Figure content listings

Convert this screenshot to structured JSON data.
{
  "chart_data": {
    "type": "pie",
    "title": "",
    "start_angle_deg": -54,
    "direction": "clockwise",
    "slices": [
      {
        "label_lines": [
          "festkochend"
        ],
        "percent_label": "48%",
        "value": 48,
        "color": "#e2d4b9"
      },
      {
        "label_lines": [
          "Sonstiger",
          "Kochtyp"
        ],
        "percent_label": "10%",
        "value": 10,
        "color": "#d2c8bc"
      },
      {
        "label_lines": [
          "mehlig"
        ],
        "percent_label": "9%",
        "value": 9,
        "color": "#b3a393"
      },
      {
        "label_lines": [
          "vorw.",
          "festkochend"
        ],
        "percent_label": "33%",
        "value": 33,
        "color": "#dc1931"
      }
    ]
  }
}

---

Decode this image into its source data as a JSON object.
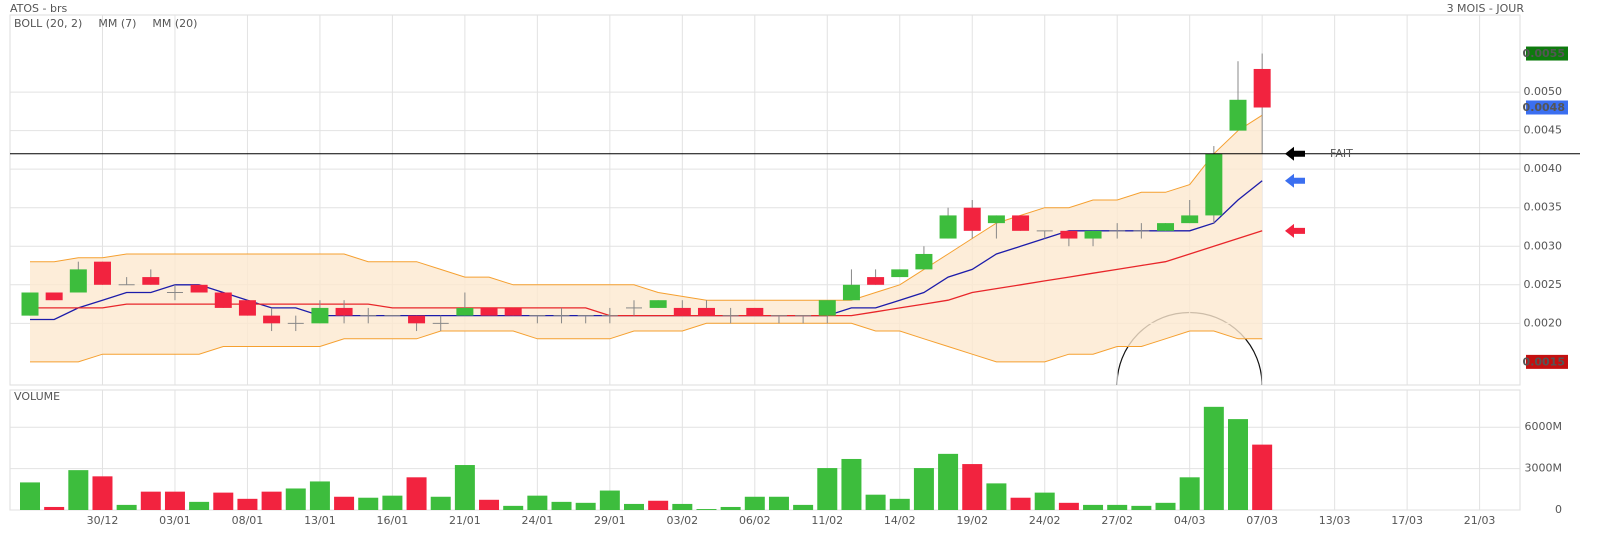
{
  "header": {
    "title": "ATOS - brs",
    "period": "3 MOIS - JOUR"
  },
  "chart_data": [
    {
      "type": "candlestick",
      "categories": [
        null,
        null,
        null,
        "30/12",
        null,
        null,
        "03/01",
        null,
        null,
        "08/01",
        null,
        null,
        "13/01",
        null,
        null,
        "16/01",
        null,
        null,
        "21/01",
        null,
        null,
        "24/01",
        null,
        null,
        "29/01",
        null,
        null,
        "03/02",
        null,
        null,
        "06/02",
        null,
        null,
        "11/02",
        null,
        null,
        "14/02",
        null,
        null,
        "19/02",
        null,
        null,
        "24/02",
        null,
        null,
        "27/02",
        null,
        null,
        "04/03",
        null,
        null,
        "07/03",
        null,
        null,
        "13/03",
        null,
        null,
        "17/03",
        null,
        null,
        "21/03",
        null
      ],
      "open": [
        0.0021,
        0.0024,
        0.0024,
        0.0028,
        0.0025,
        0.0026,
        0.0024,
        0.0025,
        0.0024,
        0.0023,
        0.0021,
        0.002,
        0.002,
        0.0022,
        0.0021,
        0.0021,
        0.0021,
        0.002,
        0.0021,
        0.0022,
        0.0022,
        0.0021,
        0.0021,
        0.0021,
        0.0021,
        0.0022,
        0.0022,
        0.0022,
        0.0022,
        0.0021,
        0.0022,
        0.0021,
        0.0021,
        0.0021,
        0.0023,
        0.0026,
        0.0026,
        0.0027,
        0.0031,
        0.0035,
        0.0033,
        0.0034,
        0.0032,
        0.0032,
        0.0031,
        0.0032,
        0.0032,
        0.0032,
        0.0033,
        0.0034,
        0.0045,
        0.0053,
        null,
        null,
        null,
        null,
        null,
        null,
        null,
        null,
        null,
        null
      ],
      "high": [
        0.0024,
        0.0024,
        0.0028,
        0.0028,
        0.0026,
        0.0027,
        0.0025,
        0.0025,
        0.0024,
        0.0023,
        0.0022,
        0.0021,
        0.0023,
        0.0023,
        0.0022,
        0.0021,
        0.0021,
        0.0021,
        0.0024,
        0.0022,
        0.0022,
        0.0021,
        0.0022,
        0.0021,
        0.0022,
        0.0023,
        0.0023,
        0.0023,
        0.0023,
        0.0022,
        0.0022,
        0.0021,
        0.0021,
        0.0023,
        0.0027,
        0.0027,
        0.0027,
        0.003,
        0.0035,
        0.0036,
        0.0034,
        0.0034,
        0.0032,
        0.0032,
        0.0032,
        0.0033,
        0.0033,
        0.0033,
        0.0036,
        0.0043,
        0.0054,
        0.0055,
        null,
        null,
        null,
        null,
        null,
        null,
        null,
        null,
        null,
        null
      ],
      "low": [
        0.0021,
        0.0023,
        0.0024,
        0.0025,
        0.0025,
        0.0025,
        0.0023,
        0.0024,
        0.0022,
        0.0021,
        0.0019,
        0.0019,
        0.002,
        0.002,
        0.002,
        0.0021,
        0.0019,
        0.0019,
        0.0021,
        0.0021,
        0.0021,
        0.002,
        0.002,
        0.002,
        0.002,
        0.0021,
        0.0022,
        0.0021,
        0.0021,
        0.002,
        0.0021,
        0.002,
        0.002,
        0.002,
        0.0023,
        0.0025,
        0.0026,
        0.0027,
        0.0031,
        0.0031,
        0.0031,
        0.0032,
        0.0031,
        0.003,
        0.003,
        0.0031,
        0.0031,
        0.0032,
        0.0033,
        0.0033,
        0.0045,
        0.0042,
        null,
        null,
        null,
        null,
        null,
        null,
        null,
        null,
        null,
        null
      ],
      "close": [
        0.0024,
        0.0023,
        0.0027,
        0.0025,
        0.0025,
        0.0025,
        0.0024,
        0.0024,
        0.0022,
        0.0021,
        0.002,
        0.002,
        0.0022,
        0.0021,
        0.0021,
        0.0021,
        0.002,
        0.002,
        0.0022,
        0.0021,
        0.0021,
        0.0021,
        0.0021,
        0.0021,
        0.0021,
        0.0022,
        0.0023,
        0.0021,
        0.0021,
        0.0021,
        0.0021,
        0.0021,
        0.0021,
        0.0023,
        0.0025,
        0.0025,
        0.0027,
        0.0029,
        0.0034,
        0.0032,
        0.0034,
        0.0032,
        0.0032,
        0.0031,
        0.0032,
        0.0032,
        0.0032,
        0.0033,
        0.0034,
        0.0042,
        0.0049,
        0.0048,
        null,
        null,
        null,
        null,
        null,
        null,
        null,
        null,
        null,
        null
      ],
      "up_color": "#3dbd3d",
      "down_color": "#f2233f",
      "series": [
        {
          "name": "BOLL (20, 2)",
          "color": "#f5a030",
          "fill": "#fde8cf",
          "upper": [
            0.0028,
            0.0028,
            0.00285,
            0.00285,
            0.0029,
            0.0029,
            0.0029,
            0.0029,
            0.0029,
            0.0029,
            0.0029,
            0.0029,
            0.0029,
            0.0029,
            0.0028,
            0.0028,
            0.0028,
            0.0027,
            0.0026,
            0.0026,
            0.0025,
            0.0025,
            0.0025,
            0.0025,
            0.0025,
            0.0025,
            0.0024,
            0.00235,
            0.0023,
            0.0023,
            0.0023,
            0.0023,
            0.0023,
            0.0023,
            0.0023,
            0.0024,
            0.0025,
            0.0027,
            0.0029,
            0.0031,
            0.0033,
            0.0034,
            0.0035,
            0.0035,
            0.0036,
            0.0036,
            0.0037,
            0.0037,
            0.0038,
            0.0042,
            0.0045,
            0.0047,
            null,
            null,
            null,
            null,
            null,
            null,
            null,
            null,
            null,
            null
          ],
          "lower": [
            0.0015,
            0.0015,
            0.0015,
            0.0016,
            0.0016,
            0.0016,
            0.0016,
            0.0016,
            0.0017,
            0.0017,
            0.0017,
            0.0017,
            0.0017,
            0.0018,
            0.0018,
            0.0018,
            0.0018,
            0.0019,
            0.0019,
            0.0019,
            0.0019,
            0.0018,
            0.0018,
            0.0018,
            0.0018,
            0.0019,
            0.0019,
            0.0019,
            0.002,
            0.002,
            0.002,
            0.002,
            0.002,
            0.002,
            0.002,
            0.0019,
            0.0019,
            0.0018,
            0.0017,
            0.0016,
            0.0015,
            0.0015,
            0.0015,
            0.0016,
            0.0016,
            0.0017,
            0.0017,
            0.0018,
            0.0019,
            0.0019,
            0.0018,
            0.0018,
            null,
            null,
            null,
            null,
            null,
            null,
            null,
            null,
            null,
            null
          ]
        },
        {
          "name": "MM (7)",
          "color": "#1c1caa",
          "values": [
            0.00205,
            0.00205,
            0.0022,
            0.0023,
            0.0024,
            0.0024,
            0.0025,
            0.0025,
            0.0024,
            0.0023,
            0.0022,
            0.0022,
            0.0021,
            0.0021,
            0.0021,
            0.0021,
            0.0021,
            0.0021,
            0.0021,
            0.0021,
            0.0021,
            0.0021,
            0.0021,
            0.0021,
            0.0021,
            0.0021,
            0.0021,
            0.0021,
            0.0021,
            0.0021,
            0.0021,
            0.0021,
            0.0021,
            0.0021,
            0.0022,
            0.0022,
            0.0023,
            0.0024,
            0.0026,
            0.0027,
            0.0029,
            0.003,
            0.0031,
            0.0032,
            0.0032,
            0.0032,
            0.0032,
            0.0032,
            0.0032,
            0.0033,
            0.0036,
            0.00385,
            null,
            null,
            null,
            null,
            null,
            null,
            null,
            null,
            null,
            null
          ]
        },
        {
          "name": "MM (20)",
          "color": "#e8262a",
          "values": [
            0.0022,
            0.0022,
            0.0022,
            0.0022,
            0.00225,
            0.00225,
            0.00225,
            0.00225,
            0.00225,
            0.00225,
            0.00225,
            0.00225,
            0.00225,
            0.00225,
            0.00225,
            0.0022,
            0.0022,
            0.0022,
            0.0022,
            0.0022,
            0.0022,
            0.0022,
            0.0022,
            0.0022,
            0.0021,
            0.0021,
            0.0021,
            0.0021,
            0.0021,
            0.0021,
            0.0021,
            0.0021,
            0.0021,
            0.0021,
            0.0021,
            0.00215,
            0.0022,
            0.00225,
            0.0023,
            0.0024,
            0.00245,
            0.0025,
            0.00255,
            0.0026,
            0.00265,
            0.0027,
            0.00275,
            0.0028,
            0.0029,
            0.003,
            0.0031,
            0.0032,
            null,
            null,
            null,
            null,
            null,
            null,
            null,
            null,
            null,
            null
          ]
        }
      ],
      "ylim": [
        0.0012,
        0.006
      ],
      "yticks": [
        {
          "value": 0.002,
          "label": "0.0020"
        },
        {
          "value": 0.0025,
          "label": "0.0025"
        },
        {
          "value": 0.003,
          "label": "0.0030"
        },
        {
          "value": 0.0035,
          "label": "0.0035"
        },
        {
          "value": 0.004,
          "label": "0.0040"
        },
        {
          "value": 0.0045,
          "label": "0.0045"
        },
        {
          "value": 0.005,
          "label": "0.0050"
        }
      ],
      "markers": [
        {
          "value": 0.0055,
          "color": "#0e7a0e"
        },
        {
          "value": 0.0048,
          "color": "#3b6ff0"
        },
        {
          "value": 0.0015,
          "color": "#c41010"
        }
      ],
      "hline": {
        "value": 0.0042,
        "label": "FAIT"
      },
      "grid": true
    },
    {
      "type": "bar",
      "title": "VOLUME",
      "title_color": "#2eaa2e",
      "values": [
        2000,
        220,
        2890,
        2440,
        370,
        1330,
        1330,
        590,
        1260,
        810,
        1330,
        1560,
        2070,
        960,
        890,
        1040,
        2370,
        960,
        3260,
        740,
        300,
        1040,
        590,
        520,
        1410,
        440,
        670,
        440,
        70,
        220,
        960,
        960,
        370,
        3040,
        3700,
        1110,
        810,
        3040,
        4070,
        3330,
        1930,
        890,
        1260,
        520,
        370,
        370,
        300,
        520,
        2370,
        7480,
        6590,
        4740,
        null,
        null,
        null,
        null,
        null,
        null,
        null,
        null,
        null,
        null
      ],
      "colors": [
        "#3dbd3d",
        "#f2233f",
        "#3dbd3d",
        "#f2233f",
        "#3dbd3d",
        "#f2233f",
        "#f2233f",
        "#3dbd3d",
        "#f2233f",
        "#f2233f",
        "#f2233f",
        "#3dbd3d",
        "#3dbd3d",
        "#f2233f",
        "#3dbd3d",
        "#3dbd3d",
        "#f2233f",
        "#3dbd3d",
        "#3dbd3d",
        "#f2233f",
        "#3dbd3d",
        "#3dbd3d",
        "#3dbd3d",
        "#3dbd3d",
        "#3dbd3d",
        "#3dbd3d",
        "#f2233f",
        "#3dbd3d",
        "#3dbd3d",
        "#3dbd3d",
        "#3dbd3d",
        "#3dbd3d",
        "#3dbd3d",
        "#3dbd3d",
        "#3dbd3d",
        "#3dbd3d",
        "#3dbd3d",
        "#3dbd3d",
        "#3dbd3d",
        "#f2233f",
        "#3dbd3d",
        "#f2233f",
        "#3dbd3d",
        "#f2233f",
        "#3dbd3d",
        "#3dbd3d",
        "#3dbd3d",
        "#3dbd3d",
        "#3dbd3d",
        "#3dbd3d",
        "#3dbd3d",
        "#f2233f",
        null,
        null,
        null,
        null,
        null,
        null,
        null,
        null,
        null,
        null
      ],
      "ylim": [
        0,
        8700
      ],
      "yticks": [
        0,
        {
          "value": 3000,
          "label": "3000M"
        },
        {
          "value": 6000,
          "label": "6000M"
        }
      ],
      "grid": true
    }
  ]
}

* REQUIREMENTS
The answer is a single number: how many lines include the word "this"?

* PROBLEM SOLUTION
2